▸ WHAT YOU SHOULD DO: Set down word for word the part of the sodium hydroxide deflocculant text below, starting at "Sodium hydroxide (NaOH)" and ending at "over-deflocculation or reflocculation.".

▸ TEXT SECTION:
=======
Sodium hydroxide (NaOH) is a simple deflocculant. Clean clays or fine quartz slurries-or clay-based bodies that include both materials-can be deflocculated well with NaOH at pH 9-10, and feldspar slurries are naturally deflocculated just from solubilized alkali. The dissociated hydroxyl ions from the base react to form water with hydronium ions extracted from the particle surfaces, leaving a negative, almost purely electrostatic charge on the surface because the sodium cation is so soluble and active. This action sets up an electrical double layer that causes particles to repel each other, and the system deflocculates. However, this method results in higher sodium ion levels than deflocculants that are effective at low pH levels, which increases the possibility of over-deflocculation or reflocculation.
At low viscosity, the deflocculated slip will easily settle and form a hard cake. Even at a high slip density, casts made with only NaOH will be relatively hard and brittle, because little buffering through a plasticizing water layer is left on the particle surfaces. The sodium ion is so large that it destabilizes the bound water layer. This problem occurs with the simplest of deflocculants, since they do not have any steric repulsive or plasticizing effects. Using more plastic clays can improve the situation because such clays either have relatively high surface area or contain humate, which can act as a deflocculant with both electrostatic and steric effects. In both of these cases, the amount of the plasticizing layer increases. A good deflocculant minimizes the formation of hard cake, even at full deflocculation, by increasing the amount of the plasticizing water layer.
To better understand this correlation, one must understand the difference between electrostatic and steric repulsion. In electrostatic repulsion, the repulsive energy generated by a charged particle surface decreases with distance due to a higher concentration of counter-ions than co-ions near the particle surface, and reaches zero when the concentrations of both ions become constant. Steric repulsion energy is not due to the particle charge, but to the structure of the surface layer and its kinetic activity. If the surface is coated with a complete monolayer of surfactant, the new surface layer (surfactant) is essentially incompressible. When another particle approaches, the repulsion increases from zero to maximum over a very short distance. Deflocculation with sodium hydroxide increases the particle charge, producing electrostatic repulsion, but tends to remove surface structure that could give steric repulsion. Deflocculation with nonionic polymers adds structure to the surface, thus providing steric repulsion only, while ionic polymers provide both steric and electrostatic repulsion.
=======
▸ COLLECTED MATERIAL:

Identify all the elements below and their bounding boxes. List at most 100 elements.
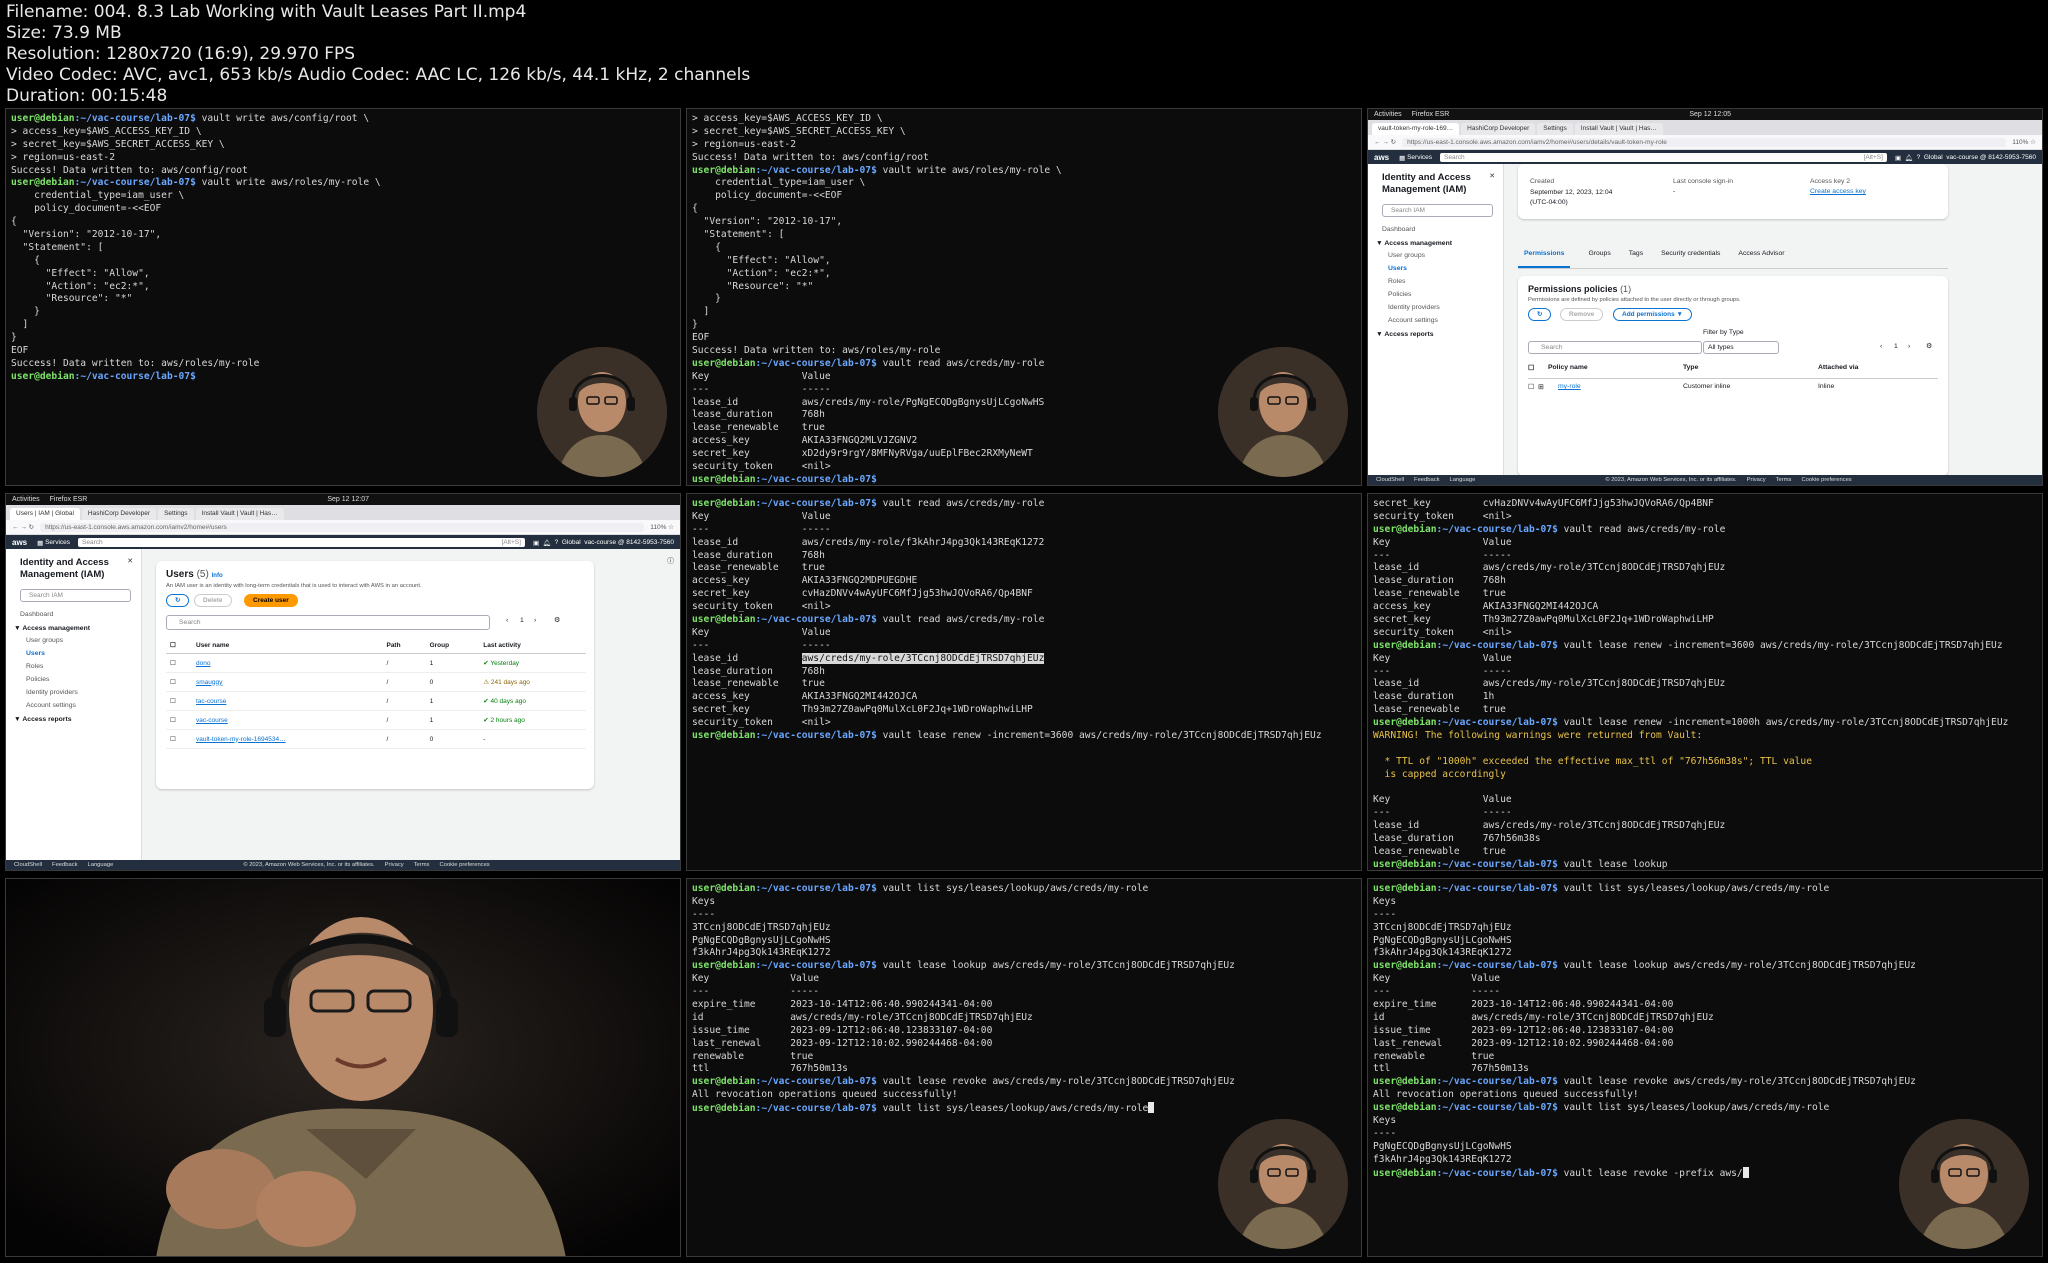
=======
▸ ANSWER TO THE TASK:
Sodium hydroxide (NaOH) is a simple deflocculant. Clean clays or fine quartz slurries-or clay-based bodies that include both materials-can be deflocculated well with NaOH at pH 9-10, and feldspar slurries are naturally deflocculated just from solubilized alkali. The dissociated hydroxyl ions from the base react to form water with hydronium ions extracted from the particle surfaces, leaving a negative, almost purely electrostatic charge on the surface because the sodium cation is so soluble and active. This action sets up an electrical double layer that causes particles to repel each other, and the system deflocculates. However, this method results in higher sodium ion levels than deflocculants that are effective at low pH levels, which increases the possibility of over-deflocculation or reflocculation.